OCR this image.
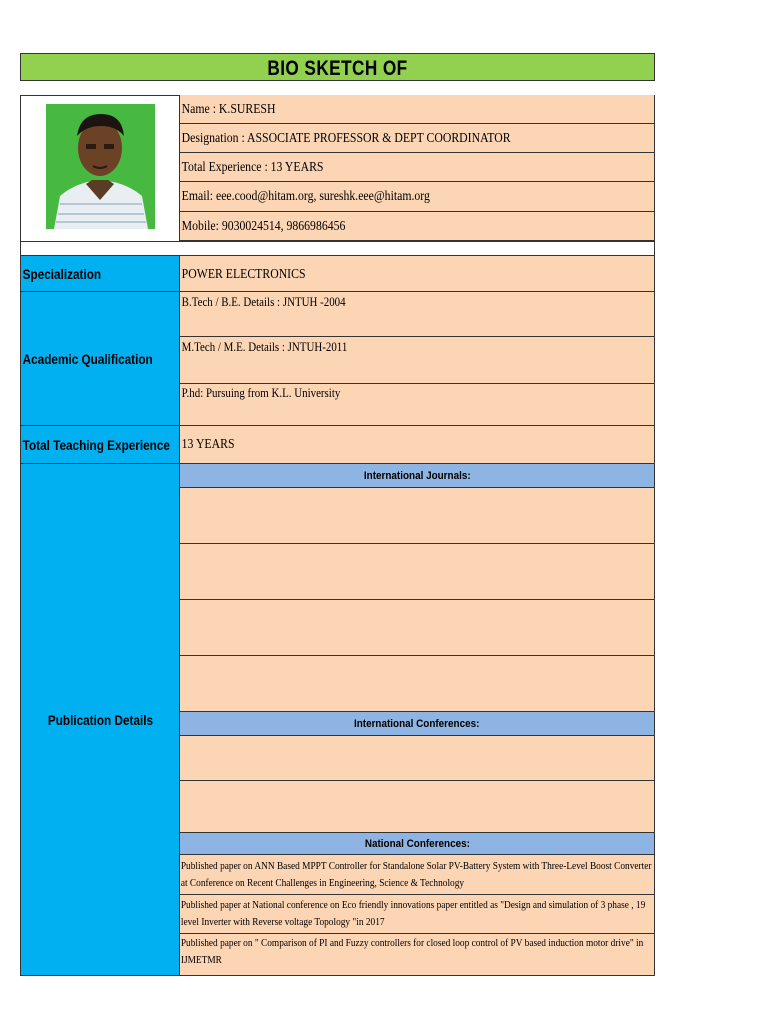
BIO SKETCH OF
Name : K.SURESH
Designation : ASSOCIATE PROFESSOR & DEPT COORDINATOR
Total Experience : 13 YEARS
Email: eee.cood@hitam.org, sureshk.eee@hitam.org
Mobile: 9030024514, 9866986456
Specialization	POWER ELECTRONICS
Academic Qualification
B.Tech / B.E. Details : JNTUH -2004
M.Tech / M.E. Details : JNTUH-2011
P.hd: Pursuing from K.L. University
Total Teaching Experience 13 YEARS
Publication Details
International Journals:
International Conferences:
National Conferences:
Published paper on ANN Based MPPT Controller for Standalone Solar PV-Battery System with Three-Level Boost Converter at Conference on Recent Challenges in Engineering, Science & Technology
Published paper at National conference on Eco friendly innovations paper entitled as "Design and simulation of 3 phase , 19 level Inverter with Reverse voltage Topology "in 2017
Published paper on " Comparison of PI and Fuzzy controllers for closed loop control of PV based induction motor drive" in IJMETMR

*Description of the task*.
Make an exact copy of every entry above, minus the images.

*Problem solution*.
OCR this image.
BIO SKETCH OF
Name : K.SURESH
Designation : ASSOCIATE PROFESSOR & DEPT COORDINATOR
Total Experience : 13 YEARS
Email: eee.cood@hitam.org, sureshk.eee@hitam.org
Mobile: 9030024514, 9866986456
Specialization	POWER ELECTRONICS
Academic Qualification
B.Tech / B.E. Details : JNTUH -2004
M.Tech / M.E. Details : JNTUH-2011
P.hd: Pursuing from K.L. University
Total Teaching Experience 13 YEARS
Publication Details
International Journals:
International Conferences:
National Conferences:
Published paper on ANN Based MPPT Controller for Standalone Solar PV-Battery System with Three-Level Boost Converter at Conference on Recent Challenges in Engineering, Science & Technology
Published paper at National conference on Eco friendly innovations paper entitled as "Design and simulation of 3 phase , 19 level Inverter with Reverse voltage Topology "in 2017
Published paper on " Comparison of PI and Fuzzy controllers for closed loop control of PV based induction motor drive" in IJMETMR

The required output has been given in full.